--- Information given ---

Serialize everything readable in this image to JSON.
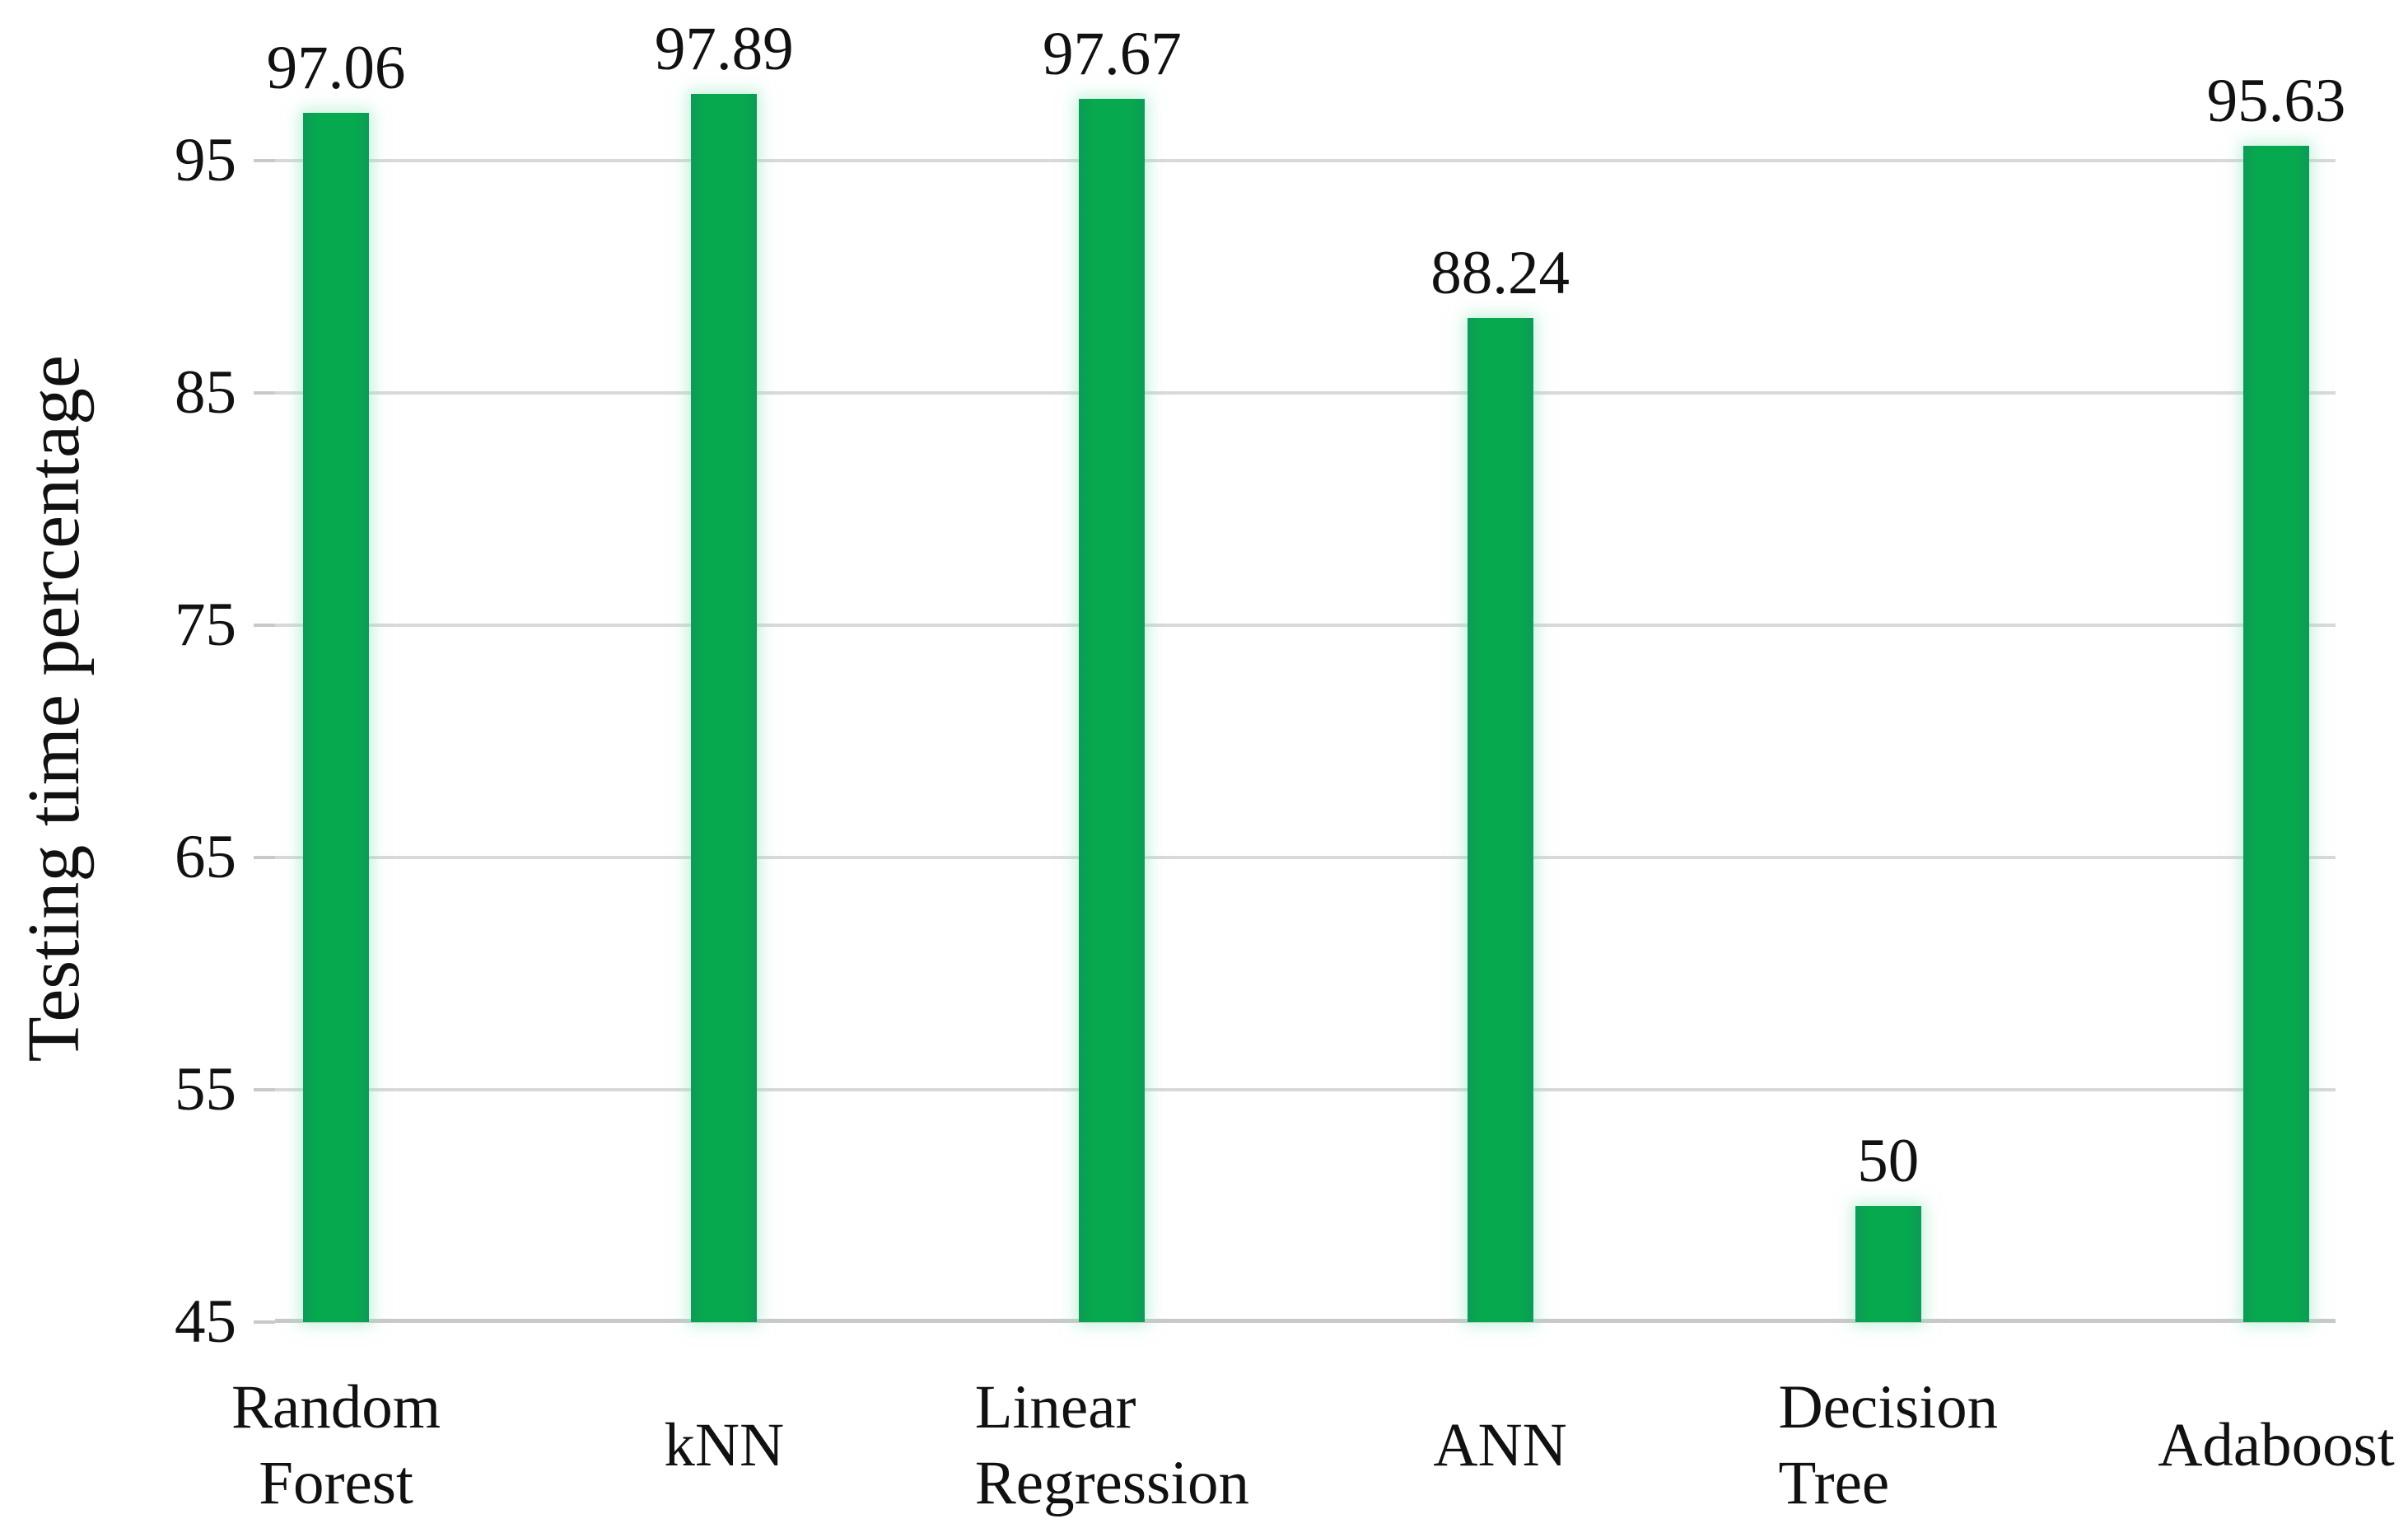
{
  "chart_data": {
    "type": "bar",
    "title": "",
    "ylabel": "Testing time percentage",
    "xlabel": "",
    "categories": [
      "Random\nForest",
      "kNN",
      "Linear\nRegression",
      "ANN",
      "Decision\nTree",
      "Adaboost"
    ],
    "values": [
      97.06,
      97.89,
      97.67,
      88.24,
      50,
      95.63
    ],
    "value_labels": [
      "97.06",
      "97.89",
      "97.67",
      "88.24",
      "50",
      "95.63"
    ],
    "yticks": [
      45,
      55,
      65,
      75,
      85,
      95
    ],
    "ylim": [
      45,
      95
    ],
    "grid": true,
    "legend": false,
    "colors": {
      "bar_fill": "#06A94D",
      "bar_edge": "#0B9C58",
      "bar_glow": "#8FE5BD",
      "gridline": "#D9D9D9",
      "axis_line": "#C9C9C9",
      "text": "#111111"
    }
  }
}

---

Reproduce the listing above exactly, excluding all pictures.

Task answer:
Serialize everything readable in this image to JSON.
{
  "chart_data": {
    "type": "bar",
    "title": "",
    "ylabel": "Testing time percentage",
    "xlabel": "",
    "categories": [
      "Random\nForest",
      "kNN",
      "Linear\nRegression",
      "ANN",
      "Decision\nTree",
      "Adaboost"
    ],
    "values": [
      97.06,
      97.89,
      97.67,
      88.24,
      50,
      95.63
    ],
    "value_labels": [
      "97.06",
      "97.89",
      "97.67",
      "88.24",
      "50",
      "95.63"
    ],
    "yticks": [
      45,
      55,
      65,
      75,
      85,
      95
    ],
    "ylim": [
      45,
      95
    ],
    "grid": true,
    "legend": false,
    "colors": {
      "bar_fill": "#06A94D",
      "bar_edge": "#0B9C58",
      "bar_glow": "#8FE5BD",
      "gridline": "#D9D9D9",
      "axis_line": "#C9C9C9",
      "text": "#111111"
    }
  }
}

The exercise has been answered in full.